Objective -
Each record must be reproduced exactly as it is shown.

A block of data
#####
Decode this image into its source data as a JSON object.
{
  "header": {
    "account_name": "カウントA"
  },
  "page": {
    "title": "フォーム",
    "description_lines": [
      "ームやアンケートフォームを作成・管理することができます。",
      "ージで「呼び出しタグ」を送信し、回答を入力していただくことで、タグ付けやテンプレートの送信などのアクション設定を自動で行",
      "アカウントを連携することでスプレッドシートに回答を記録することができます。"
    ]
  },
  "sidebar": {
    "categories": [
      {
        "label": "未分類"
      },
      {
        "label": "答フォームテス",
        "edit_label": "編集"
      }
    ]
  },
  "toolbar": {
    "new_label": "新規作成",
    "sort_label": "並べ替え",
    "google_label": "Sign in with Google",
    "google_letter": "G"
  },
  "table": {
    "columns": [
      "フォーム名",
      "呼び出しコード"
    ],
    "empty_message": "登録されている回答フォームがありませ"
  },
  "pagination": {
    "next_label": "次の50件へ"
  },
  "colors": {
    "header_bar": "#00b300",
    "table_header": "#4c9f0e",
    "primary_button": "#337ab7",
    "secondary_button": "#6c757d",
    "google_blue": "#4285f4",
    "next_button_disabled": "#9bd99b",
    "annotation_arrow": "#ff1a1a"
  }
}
#####
Expected answer -
Decode this image into its source data as a JSON object.
{
  "header": {
    "account_name": "カウントA"
  },
  "page": {
    "title": "フォーム",
    "description_lines": [
      "ームやアンケートフォームを作成・管理することができます。",
      "ージで「呼び出しタグ」を送信し、回答を入力していただくことで、タグ付けやテンプレートの送信などのアクション設定を自動で行",
      "アカウントを連携することでスプレッドシートに回答を記録することができます。"
    ]
  },
  "sidebar": {
    "categories": [
      {
        "label": "未分類"
      },
      {
        "label": "答フォームテス",
        "edit_label": "編集"
      }
    ]
  },
  "toolbar": {
    "new_label": "新規作成",
    "sort_label": "並べ替え",
    "google_label": "Sign in with Google",
    "google_letter": "G"
  },
  "table": {
    "columns": [
      "フォーム名",
      "呼び出しコード"
    ],
    "empty_message": "登録されている回答フォームがありませ"
  },
  "pagination": {
    "next_label": "次の50件へ"
  },
  "colors": {
    "header_bar": "#00b300",
    "table_header": "#4c9f0e",
    "primary_button": "#337ab7",
    "secondary_button": "#6c757d",
    "google_blue": "#4285f4",
    "next_button_disabled": "#9bd99b",
    "annotation_arrow": "#ff1a1a"
  }
}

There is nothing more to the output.